Dataset rows:
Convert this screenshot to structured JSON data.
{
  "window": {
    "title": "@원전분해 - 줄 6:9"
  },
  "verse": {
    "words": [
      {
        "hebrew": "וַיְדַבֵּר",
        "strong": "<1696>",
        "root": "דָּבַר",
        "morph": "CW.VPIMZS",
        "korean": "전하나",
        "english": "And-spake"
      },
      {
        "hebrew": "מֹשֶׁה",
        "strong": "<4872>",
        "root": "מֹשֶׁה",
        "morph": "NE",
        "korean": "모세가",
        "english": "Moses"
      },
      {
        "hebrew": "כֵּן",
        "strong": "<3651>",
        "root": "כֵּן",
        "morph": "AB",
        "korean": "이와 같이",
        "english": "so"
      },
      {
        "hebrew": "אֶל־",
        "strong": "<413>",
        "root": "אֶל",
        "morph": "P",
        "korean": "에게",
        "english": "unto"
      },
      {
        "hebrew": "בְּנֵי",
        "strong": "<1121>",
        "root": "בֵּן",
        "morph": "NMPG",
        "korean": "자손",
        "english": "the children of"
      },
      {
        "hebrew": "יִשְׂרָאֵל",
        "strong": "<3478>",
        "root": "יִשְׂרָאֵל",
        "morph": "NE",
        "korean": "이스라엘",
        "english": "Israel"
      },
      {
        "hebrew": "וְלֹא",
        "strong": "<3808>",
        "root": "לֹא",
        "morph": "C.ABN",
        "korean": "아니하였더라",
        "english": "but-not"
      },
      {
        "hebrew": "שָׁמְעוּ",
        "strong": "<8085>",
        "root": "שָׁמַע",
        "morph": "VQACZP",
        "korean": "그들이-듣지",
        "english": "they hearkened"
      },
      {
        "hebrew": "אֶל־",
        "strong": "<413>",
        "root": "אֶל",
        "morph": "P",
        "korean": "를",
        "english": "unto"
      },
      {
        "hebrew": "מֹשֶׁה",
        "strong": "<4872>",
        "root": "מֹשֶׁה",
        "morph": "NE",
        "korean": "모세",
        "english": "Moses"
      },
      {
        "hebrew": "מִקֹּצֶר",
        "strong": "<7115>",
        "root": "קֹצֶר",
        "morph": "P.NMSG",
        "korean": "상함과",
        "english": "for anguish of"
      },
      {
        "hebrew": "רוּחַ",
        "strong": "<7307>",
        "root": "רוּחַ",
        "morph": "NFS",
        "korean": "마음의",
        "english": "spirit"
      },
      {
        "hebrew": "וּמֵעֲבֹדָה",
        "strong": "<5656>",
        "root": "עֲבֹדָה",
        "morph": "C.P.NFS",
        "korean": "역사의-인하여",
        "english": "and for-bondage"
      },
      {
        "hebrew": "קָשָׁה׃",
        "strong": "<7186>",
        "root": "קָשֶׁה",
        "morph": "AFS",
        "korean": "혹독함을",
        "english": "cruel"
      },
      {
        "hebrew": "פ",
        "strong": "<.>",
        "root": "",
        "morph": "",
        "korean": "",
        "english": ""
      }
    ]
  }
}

Required task:
Copy out the full listing exactly.

Output of the exercise:
Convert this screenshot to structured JSON data.
{
  "window": {
    "title": "@원전분해 - 줄 6:9"
  },
  "verse": {
    "words": [
      {
        "hebrew": "וַיְדַבֵּר",
        "strong": "<1696>",
        "root": "דָּבַר",
        "morph": "CW.VPIMZS",
        "korean": "전하나",
        "english": "And-spake"
      },
      {
        "hebrew": "מֹשֶׁה",
        "strong": "<4872>",
        "root": "מֹשֶׁה",
        "morph": "NE",
        "korean": "모세가",
        "english": "Moses"
      },
      {
        "hebrew": "כֵּן",
        "strong": "<3651>",
        "root": "כֵּן",
        "morph": "AB",
        "korean": "이와 같이",
        "english": "so"
      },
      {
        "hebrew": "אֶל־",
        "strong": "<413>",
        "root": "אֶל",
        "morph": "P",
        "korean": "에게",
        "english": "unto"
      },
      {
        "hebrew": "בְּנֵי",
        "strong": "<1121>",
        "root": "בֵּן",
        "morph": "NMPG",
        "korean": "자손",
        "english": "the children of"
      },
      {
        "hebrew": "יִשְׂרָאֵל",
        "strong": "<3478>",
        "root": "יִשְׂרָאֵל",
        "morph": "NE",
        "korean": "이스라엘",
        "english": "Israel"
      },
      {
        "hebrew": "וְלֹא",
        "strong": "<3808>",
        "root": "לֹא",
        "morph": "C.ABN",
        "korean": "아니하였더라",
        "english": "but-not"
      },
      {
        "hebrew": "שָׁמְעוּ",
        "strong": "<8085>",
        "root": "שָׁמַע",
        "morph": "VQACZP",
        "korean": "그들이-듣지",
        "english": "they hearkened"
      },
      {
        "hebrew": "אֶל־",
        "strong": "<413>",
        "root": "אֶל",
        "morph": "P",
        "korean": "를",
        "english": "unto"
      },
      {
        "hebrew": "מֹשֶׁה",
        "strong": "<4872>",
        "root": "מֹשֶׁה",
        "morph": "NE",
        "korean": "모세",
        "english": "Moses"
      },
      {
        "hebrew": "מִקֹּצֶר",
        "strong": "<7115>",
        "root": "קֹצֶר",
        "morph": "P.NMSG",
        "korean": "상함과",
        "english": "for anguish of"
      },
      {
        "hebrew": "רוּחַ",
        "strong": "<7307>",
        "root": "רוּחַ",
        "morph": "NFS",
        "korean": "마음의",
        "english": "spirit"
      },
      {
        "hebrew": "וּמֵעֲבֹדָה",
        "strong": "<5656>",
        "root": "עֲבֹדָה",
        "morph": "C.P.NFS",
        "korean": "역사의-인하여",
        "english": "and for-bondage"
      },
      {
        "hebrew": "קָשָׁה׃",
        "strong": "<7186>",
        "root": "קָשֶׁה",
        "morph": "AFS",
        "korean": "혹독함을",
        "english": "cruel"
      },
      {
        "hebrew": "פ",
        "strong": "<.>",
        "root": "",
        "morph": "",
        "korean": "",
        "english": ""
      }
    ]
  }
}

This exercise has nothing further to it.